## [PROBLEM REQUIREMENTS]
Your task is to repeat the lines below exactly, excluding any pictures they contain.
○ ○ ○ ○ ○
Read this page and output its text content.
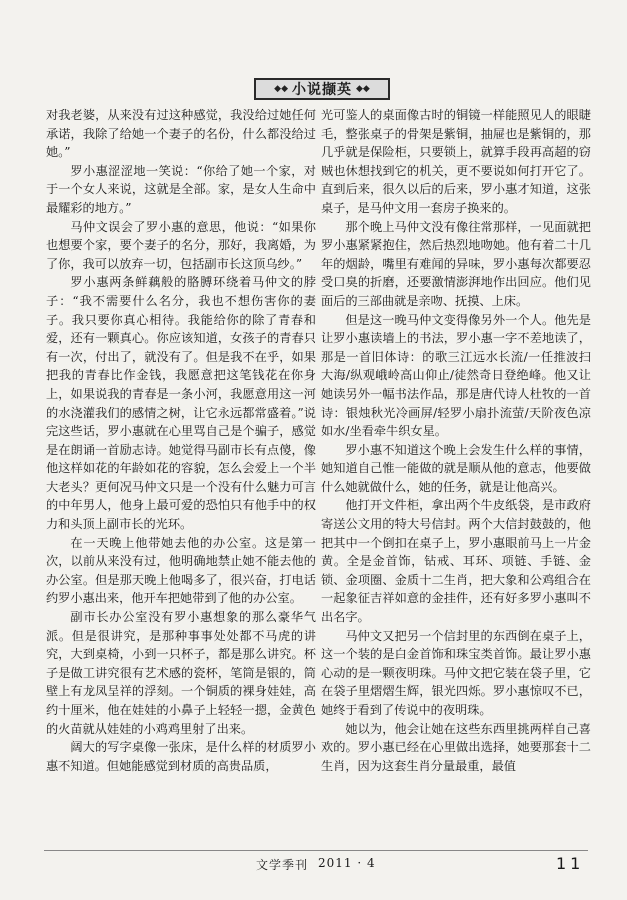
◆◆ 小说撷英 ◆◆

对我老婆，从来没有过这种感觉，我没给过她任何承诺，我除了给她一个妻子的名份，什么都没给过她。”

罗小惠涩涩地一笑说：“你给了她一个家，对于一个女人来说，这就是全部。家，是女人生命中最耀彩的地方。”

马仲文误会了罗小惠的意思，他说：“如果你也想要个家，要个妻子的名分，那好，我离婚，为了你，我可以放弃一切，包括副市长这顶乌纱。”

罗小惠两条鲜藕般的胳膊环绕着马仲文的脖子：“我不需要什么名分，我也不想伤害你的妻子。我只要你真心相待。我能给你的除了青春和爱，还有一颗真心。你应该知道，女孩子的青春只有一次，付出了，就没有了。但是我不在乎，如果把我的青春比作金钱，我愿意把这笔钱花在你身上，如果说我的青春是一条小河，我愿意用这一河的水浇灌我们的感情之树，让它永远都常盛着。”说完这些话，罗小惠就在心里骂自己是个骗子，感觉是在朗诵一首励志诗。她觉得马副市长有点傻，像他这样如花的年龄如花的容貌，怎么会爱上一个半大老头？更何况马仲文只是一个没有什么魅力可言的中年男人，他身上最可爱的恐怕只有他手中的权力和头顶上副市长的光环。

在一天晚上他带她去他的办公室。这是第一次，以前从来没有过，他明确地禁止她不能去他的办公室。但是那天晚上他喝多了，很兴奋，打电话约罗小惠出来，他开车把她带到了他的办公室。

副市长办公室没有罗小惠想象的那么豪华气派。但是很讲究，是那种事事处处都不马虎的讲究，大到桌椅，小到一只杯子，都是那么讲究。杯子是做工讲究很有艺术感的瓷杯，笔筒是银的，筒壁上有龙凤呈祥的浮刻。一个铜质的裸身娃娃，高约十厘米，他在娃娃的小鼻子上轻轻一摁，金黄色的火苗就从娃娃的小鸡鸡里射了出来。

阔大的写字桌像一张床，是什么样的材质罗小惠不知道。但她能感觉到材质的高贵品质，

光可鉴人的桌面像古时的铜镜一样能照见人的眼睫毛，整张桌子的骨架是紫铜，抽屉也是紫铜的，那几乎就是保险柜，只要锁上，就算手段再高超的窃贼也休想找到它的机关，更不要说如何打开它了。直到后来，很久以后的后来，罗小惠才知道，这张桌子，是马仲文用一套房子换来的。

那个晚上马仲文没有像往常那样，一见面就把罗小惠紧紧抱住，然后热烈地吻她。他有着二十几年的烟龄，嘴里有难闻的异味，罗小惠每次都要忍受口臭的折磨，还要激情澎湃地作出回应。他们见面后的三部曲就是亲吻、抚摸、上床。

但是这一晚马仲文变得像另外一个人。他先是让罗小惠读墙上的书法，罗小惠一字不差地读了，那是一首旧体诗：的歌三江远水长流/一任推波扫大海/纵观峨岭高山仰止/徒然奇日登绝峰。他又让她读另外一幅书法作品，那是唐代诗人杜牧的一首诗：银烛秋光冷画屏/轻罗小扇扑流萤/天阶夜色凉如水/坐看牵牛织女星。

罗小惠不知道这个晚上会发生什么样的事情，她知道自己惟一能做的就是顺从他的意志，他要做什么她就做什么，她的任务，就是让他高兴。

他打开文件柜，拿出两个牛皮纸袋，是市政府寄送公文用的特大号信封。两个大信封鼓鼓的，他把其中一个倒扣在桌子上，罗小惠眼前马上一片金黄。全是金首饰，钻戒、耳环、项链、手链、金锁、金项圈、金质十二生肖，把大象和公鸡组合在一起象征吉祥如意的金挂件，还有好多罗小惠叫不出名字。

马仲文又把另一个信封里的东西倒在桌子上，这一个装的是白金首饰和珠宝类首饰。最让罗小惠心动的是一颗夜明珠。马仲文把它装在袋子里，它在袋子里熠熠生辉，银光四烁。罗小惠惊叹不已，她终于看到了传说中的夜明珠。

她以为，他会让她在这些东西里挑两样自己喜欢的。罗小惠已经在心里做出选择，她要那套十二生肖，因为这套生肖分量最重，最值

文学季刊 2011 · 4	11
○ ○ ○ ○ ○
## [SOLUTION TO THE PROBLEM]
Read this page and output its text content.
◆◆ 小说撷英 ◆◆

对我老婆，从来没有过这种感觉，我没给过她任何承诺，我除了给她一个妻子的名份，什么都没给过她。”

罗小惠涩涩地一笑说：“你给了她一个家，对于一个女人来说，这就是全部。家，是女人生命中最耀彩的地方。”

马仲文误会了罗小惠的意思，他说：“如果你也想要个家，要个妻子的名分，那好，我离婚，为了你，我可以放弃一切，包括副市长这顶乌纱。”

罗小惠两条鲜藕般的胳膊环绕着马仲文的脖子：“我不需要什么名分，我也不想伤害你的妻子。我只要你真心相待。我能给你的除了青春和爱，还有一颗真心。你应该知道，女孩子的青春只有一次，付出了，就没有了。但是我不在乎，如果把我的青春比作金钱，我愿意把这笔钱花在你身上，如果说我的青春是一条小河，我愿意用这一河的水浇灌我们的感情之树，让它永远都常盛着。”说完这些话，罗小惠就在心里骂自己是个骗子，感觉是在朗诵一首励志诗。她觉得马副市长有点傻，像他这样如花的年龄如花的容貌，怎么会爱上一个半大老头？更何况马仲文只是一个没有什么魅力可言的中年男人，他身上最可爱的恐怕只有他手中的权力和头顶上副市长的光环。

在一天晚上他带她去他的办公室。这是第一次，以前从来没有过，他明确地禁止她不能去他的办公室。但是那天晚上他喝多了，很兴奋，打电话约罗小惠出来，他开车把她带到了他的办公室。

副市长办公室没有罗小惠想象的那么豪华气派。但是很讲究，是那种事事处处都不马虎的讲究，大到桌椅，小到一只杯子，都是那么讲究。杯子是做工讲究很有艺术感的瓷杯，笔筒是银的，筒壁上有龙凤呈祥的浮刻。一个铜质的裸身娃娃，高约十厘米，他在娃娃的小鼻子上轻轻一摁，金黄色的火苗就从娃娃的小鸡鸡里射了出来。

阔大的写字桌像一张床，是什么样的材质罗小惠不知道。但她能感觉到材质的高贵品质，

光可鉴人的桌面像古时的铜镜一样能照见人的眼睫毛，整张桌子的骨架是紫铜，抽屉也是紫铜的，那几乎就是保险柜，只要锁上，就算手段再高超的窃贼也休想找到它的机关，更不要说如何打开它了。直到后来，很久以后的后来，罗小惠才知道，这张桌子，是马仲文用一套房子换来的。

那个晚上马仲文没有像往常那样，一见面就把罗小惠紧紧抱住，然后热烈地吻她。他有着二十几年的烟龄，嘴里有难闻的异味，罗小惠每次都要忍受口臭的折磨，还要激情澎湃地作出回应。他们见面后的三部曲就是亲吻、抚摸、上床。

但是这一晚马仲文变得像另外一个人。他先是让罗小惠读墙上的书法，罗小惠一字不差地读了，那是一首旧体诗：的歌三江远水长流/一任推波扫大海/纵观峨岭高山仰止/徒然奇日登绝峰。他又让她读另外一幅书法作品，那是唐代诗人杜牧的一首诗：银烛秋光冷画屏/轻罗小扇扑流萤/天阶夜色凉如水/坐看牵牛织女星。

罗小惠不知道这个晚上会发生什么样的事情，她知道自己惟一能做的就是顺从他的意志，他要做什么她就做什么，她的任务，就是让他高兴。

他打开文件柜，拿出两个牛皮纸袋，是市政府寄送公文用的特大号信封。两个大信封鼓鼓的，他把其中一个倒扣在桌子上，罗小惠眼前马上一片金黄。全是金首饰，钻戒、耳环、项链、手链、金锁、金项圈、金质十二生肖，把大象和公鸡组合在一起象征吉祥如意的金挂件，还有好多罗小惠叫不出名字。

马仲文又把另一个信封里的东西倒在桌子上，这一个装的是白金首饰和珠宝类首饰。最让罗小惠心动的是一颗夜明珠。马仲文把它装在袋子里，它在袋子里熠熠生辉，银光四烁。罗小惠惊叹不已，她终于看到了传说中的夜明珠。

她以为，他会让她在这些东西里挑两样自己喜欢的。罗小惠已经在心里做出选择，她要那套十二生肖，因为这套生肖分量最重，最值

文学季刊 2011 · 4	11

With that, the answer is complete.